■ What you should do
Each of the entries should be retyped precisely as it appears.

■ Input records
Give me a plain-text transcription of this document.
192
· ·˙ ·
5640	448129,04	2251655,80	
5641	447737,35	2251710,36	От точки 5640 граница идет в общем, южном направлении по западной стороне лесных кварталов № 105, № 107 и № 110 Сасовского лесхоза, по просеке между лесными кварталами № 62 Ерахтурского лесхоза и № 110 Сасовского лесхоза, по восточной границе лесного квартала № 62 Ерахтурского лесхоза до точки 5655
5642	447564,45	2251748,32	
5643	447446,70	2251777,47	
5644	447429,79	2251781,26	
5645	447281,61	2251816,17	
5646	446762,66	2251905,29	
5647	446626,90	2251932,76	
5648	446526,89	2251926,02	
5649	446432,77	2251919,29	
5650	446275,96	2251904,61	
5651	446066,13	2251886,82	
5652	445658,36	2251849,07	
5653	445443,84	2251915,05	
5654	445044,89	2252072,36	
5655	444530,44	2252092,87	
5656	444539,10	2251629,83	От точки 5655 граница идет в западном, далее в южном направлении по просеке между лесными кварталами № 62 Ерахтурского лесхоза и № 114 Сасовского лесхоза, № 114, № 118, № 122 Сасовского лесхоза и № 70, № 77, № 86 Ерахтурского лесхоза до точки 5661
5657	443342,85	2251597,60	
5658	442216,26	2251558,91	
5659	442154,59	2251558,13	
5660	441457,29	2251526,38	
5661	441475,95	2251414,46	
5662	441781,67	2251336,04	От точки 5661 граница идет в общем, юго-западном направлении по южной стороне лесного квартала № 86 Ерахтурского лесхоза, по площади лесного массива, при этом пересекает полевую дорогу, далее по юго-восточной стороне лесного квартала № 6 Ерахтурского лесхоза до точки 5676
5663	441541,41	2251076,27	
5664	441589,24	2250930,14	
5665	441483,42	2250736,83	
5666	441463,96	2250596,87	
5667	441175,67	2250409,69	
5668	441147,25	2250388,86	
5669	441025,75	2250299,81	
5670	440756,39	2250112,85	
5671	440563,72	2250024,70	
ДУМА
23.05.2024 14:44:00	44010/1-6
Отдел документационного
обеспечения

■ Result of the task
Give me a plain-text transcription of this document.
192
· ·˙ ·
5640	448129,04	2251655,80	
5641	447737,35	2251710,36	От точки 5640 граница идет в общем, южном направлении по западной стороне лесных кварталов № 105, № 107 и № 110 Сасовского лесхоза, по просеке между лесными кварталами № 62 Ерахтурского лесхоза и № 110 Сасовского лесхоза, по восточной границе лесного квартала № 62 Ерахтурского лесхоза до точки 5655
5642	447564,45	2251748,32	
5643	447446,70	2251777,47	
5644	447429,79	2251781,26	
5645	447281,61	2251816,17	
5646	446762,66	2251905,29	
5647	446626,90	2251932,76	
5648	446526,89	2251926,02	
5649	446432,77	2251919,29	
5650	446275,96	2251904,61	
5651	446066,13	2251886,82	
5652	445658,36	2251849,07	
5653	445443,84	2251915,05	
5654	445044,89	2252072,36	
5655	444530,44	2252092,87	
5656	444539,10	2251629,83	От точки 5655 граница идет в западном, далее в южном направлении по просеке между лесными кварталами № 62 Ерахтурского лесхоза и № 114 Сасовского лесхоза, № 114, № 118, № 122 Сасовского лесхоза и № 70, № 77, № 86 Ерахтурского лесхоза до точки 5661
5657	443342,85	2251597,60	
5658	442216,26	2251558,91	
5659	442154,59	2251558,13	
5660	441457,29	2251526,38	
5661	441475,95	2251414,46	
5662	441781,67	2251336,04	От точки 5661 граница идет в общем, юго-западном направлении по южной стороне лесного квартала № 86 Ерахтурского лесхоза, по площади лесного массива, при этом пересекает полевую дорогу, далее по юго-восточной стороне лесного квартала № 6 Ерахтурского лесхоза до точки 5676
5663	441541,41	2251076,27	
5664	441589,24	2250930,14	
5665	441483,42	2250736,83	
5666	441463,96	2250596,87	
5667	441175,67	2250409,69	
5668	441147,25	2250388,86	
5669	441025,75	2250299,81	
5670	440756,39	2250112,85	
5671	440563,72	2250024,70	
ДУМА
23.05.2024 14:44:00	44010/1-6
Отдел документационного
обеспечения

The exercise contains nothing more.